* [EXERCISE TASK] Repeat the lines that follow, leaving nothing out.

(Dataset rows)
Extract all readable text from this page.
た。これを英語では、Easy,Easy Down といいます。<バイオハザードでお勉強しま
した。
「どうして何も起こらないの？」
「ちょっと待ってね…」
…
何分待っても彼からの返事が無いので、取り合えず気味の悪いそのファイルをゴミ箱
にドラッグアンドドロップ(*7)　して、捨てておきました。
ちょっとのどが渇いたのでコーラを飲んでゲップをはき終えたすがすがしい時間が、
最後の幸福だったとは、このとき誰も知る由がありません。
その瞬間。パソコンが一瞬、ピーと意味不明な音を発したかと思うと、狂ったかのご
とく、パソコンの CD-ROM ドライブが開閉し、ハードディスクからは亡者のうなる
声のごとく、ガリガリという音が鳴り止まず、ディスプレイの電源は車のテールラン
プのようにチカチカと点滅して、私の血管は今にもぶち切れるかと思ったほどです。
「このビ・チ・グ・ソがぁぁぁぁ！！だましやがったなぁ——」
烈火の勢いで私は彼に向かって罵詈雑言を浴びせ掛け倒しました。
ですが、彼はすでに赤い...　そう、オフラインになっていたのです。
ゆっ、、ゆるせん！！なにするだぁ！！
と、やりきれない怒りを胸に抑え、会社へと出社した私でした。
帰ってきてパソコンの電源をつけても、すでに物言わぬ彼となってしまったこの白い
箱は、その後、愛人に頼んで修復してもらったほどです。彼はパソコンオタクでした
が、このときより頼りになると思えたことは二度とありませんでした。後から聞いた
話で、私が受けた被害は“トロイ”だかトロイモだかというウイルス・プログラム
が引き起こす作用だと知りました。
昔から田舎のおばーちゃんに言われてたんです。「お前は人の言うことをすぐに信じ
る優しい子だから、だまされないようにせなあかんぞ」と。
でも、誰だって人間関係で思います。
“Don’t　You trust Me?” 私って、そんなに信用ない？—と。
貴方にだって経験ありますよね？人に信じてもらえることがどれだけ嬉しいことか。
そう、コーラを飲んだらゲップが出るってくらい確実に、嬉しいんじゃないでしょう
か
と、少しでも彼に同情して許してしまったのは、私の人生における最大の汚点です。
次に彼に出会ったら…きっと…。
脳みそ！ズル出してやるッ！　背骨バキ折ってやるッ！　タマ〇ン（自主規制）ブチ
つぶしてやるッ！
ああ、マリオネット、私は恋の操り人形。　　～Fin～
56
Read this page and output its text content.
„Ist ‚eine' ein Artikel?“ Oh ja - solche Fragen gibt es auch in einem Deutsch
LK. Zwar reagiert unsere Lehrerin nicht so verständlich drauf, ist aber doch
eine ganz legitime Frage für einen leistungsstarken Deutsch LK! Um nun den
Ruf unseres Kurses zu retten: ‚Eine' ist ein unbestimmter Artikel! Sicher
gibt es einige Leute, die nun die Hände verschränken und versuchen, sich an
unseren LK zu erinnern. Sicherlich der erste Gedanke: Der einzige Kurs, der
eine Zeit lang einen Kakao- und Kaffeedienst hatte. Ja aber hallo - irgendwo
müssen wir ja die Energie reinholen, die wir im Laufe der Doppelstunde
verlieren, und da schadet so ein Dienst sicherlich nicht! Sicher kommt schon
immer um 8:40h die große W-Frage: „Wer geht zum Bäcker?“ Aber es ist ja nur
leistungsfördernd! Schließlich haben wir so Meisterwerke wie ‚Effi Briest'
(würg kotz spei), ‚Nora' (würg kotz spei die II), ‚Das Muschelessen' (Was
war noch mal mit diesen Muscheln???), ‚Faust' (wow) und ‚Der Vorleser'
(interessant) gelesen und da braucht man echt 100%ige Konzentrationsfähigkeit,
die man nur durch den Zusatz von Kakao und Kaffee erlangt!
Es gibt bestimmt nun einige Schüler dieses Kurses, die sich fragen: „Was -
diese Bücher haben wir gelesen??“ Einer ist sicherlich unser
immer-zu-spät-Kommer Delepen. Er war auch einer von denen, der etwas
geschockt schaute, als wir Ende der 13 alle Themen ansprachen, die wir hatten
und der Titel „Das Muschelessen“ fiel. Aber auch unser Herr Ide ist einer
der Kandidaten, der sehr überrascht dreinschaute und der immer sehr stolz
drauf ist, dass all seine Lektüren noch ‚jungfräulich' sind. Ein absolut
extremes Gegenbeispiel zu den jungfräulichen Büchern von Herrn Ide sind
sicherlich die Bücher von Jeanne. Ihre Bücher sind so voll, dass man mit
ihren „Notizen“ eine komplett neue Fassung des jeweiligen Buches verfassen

* [FULL RESPONSE]
Extract all readable text from this page.
た。これを英語では、Easy,Easy Down といいます。<バイオハザードでお勉強しま
した。
「どうして何も起こらないの？」
「ちょっと待ってね…」
…
何分待っても彼からの返事が無いので、取り合えず気味の悪いそのファイルをゴミ箱
にドラッグアンドドロップ(*7)　して、捨てておきました。
ちょっとのどが渇いたのでコーラを飲んでゲップをはき終えたすがすがしい時間が、
最後の幸福だったとは、このとき誰も知る由がありません。
その瞬間。パソコンが一瞬、ピーと意味不明な音を発したかと思うと、狂ったかのご
とく、パソコンの CD-ROM ドライブが開閉し、ハードディスクからは亡者のうなる
声のごとく、ガリガリという音が鳴り止まず、ディスプレイの電源は車のテールラン
プのようにチカチカと点滅して、私の血管は今にもぶち切れるかと思ったほどです。
「このビ・チ・グ・ソがぁぁぁぁ！！だましやがったなぁ——」
烈火の勢いで私は彼に向かって罵詈雑言を浴びせ掛け倒しました。
ですが、彼はすでに赤い...　そう、オフラインになっていたのです。
ゆっ、、ゆるせん！！なにするだぁ！！
と、やりきれない怒りを胸に抑え、会社へと出社した私でした。
帰ってきてパソコンの電源をつけても、すでに物言わぬ彼となってしまったこの白い
箱は、その後、愛人に頼んで修復してもらったほどです。彼はパソコンオタクでした
が、このときより頼りになると思えたことは二度とありませんでした。後から聞いた
話で、私が受けた被害は“トロイ”だかトロイモだかというウイルス・プログラム
が引き起こす作用だと知りました。
昔から田舎のおばーちゃんに言われてたんです。「お前は人の言うことをすぐに信じ
る優しい子だから、だまされないようにせなあかんぞ」と。
でも、誰だって人間関係で思います。
“Don’t　You trust Me?” 私って、そんなに信用ない？—と。
貴方にだって経験ありますよね？人に信じてもらえることがどれだけ嬉しいことか。
そう、コーラを飲んだらゲップが出るってくらい確実に、嬉しいんじゃないでしょう
か
と、少しでも彼に同情して許してしまったのは、私の人生における最大の汚点です。
次に彼に出会ったら…きっと…。
脳みそ！ズル出してやるッ！　背骨バキ折ってやるッ！　タマ〇ン（自主規制）ブチ
つぶしてやるッ！
ああ、マリオネット、私は恋の操り人形。　　～Fin～
56
Read this page and output its text content.
„Ist ‚eine' ein Artikel?“ Oh ja - solche Fragen gibt es auch in einem Deutsch
LK. Zwar reagiert unsere Lehrerin nicht so verständlich drauf, ist aber doch
eine ganz legitime Frage für einen leistungsstarken Deutsch LK! Um nun den
Ruf unseres Kurses zu retten: ‚Eine' ist ein unbestimmter Artikel! Sicher
gibt es einige Leute, die nun die Hände verschränken und versuchen, sich an
unseren LK zu erinnern. Sicherlich der erste Gedanke: Der einzige Kurs, der
eine Zeit lang einen Kakao- und Kaffeedienst hatte. Ja aber hallo - irgendwo
müssen wir ja die Energie reinholen, die wir im Laufe der Doppelstunde
verlieren, und da schadet so ein Dienst sicherlich nicht! Sicher kommt schon
immer um 8:40h die große W-Frage: „Wer geht zum Bäcker?“ Aber es ist ja nur
leistungsfördernd! Schließlich haben wir so Meisterwerke wie ‚Effi Briest'
(würg kotz spei), ‚Nora' (würg kotz spei die II), ‚Das Muschelessen' (Was
war noch mal mit diesen Muscheln???), ‚Faust' (wow) und ‚Der Vorleser'
(interessant) gelesen und da braucht man echt 100%ige Konzentrationsfähigkeit,
die man nur durch den Zusatz von Kakao und Kaffee erlangt!
Es gibt bestimmt nun einige Schüler dieses Kurses, die sich fragen: „Was -
diese Bücher haben wir gelesen??“ Einer ist sicherlich unser
immer-zu-spät-Kommer Delepen. Er war auch einer von denen, der etwas
geschockt schaute, als wir Ende der 13 alle Themen ansprachen, die wir hatten
und der Titel „Das Muschelessen“ fiel. Aber auch unser Herr Ide ist einer
der Kandidaten, der sehr überrascht dreinschaute und der immer sehr stolz
drauf ist, dass all seine Lektüren noch ‚jungfräulich' sind. Ein absolut
extremes Gegenbeispiel zu den jungfräulichen Büchern von Herrn Ide sind
sicherlich die Bücher von Jeanne. Ihre Bücher sind so voll, dass man mit
ihren „Notizen“ eine komplett neue Fassung des jeweiligen Buches verfassen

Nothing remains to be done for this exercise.